* Stored records
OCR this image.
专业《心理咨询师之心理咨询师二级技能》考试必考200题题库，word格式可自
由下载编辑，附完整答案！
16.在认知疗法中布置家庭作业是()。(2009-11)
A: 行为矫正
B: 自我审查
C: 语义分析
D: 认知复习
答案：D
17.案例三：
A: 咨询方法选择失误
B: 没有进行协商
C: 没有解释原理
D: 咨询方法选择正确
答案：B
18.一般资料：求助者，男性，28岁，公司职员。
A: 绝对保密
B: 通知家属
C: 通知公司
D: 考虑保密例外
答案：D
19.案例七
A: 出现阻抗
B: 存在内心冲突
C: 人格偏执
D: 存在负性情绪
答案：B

* Task brief
The records above should be duplicated in full, exactly as given.

* Solution
OCR this image.
专业《心理咨询师之心理咨询师二级技能》考试必考200题题库，word格式可自
由下载编辑，附完整答案！
16.在认知疗法中布置家庭作业是()。(2009-11)
A: 行为矫正
B: 自我审查
C: 语义分析
D: 认知复习
答案：D
17.案例三：
A: 咨询方法选择失误
B: 没有进行协商
C: 没有解释原理
D: 咨询方法选择正确
答案：B
18.一般资料：求助者，男性，28岁，公司职员。
A: 绝对保密
B: 通知家属
C: 通知公司
D: 考虑保密例外
答案：D
19.案例七
A: 出现阻抗
B: 存在内心冲突
C: 人格偏执
D: 存在负性情绪
答案：B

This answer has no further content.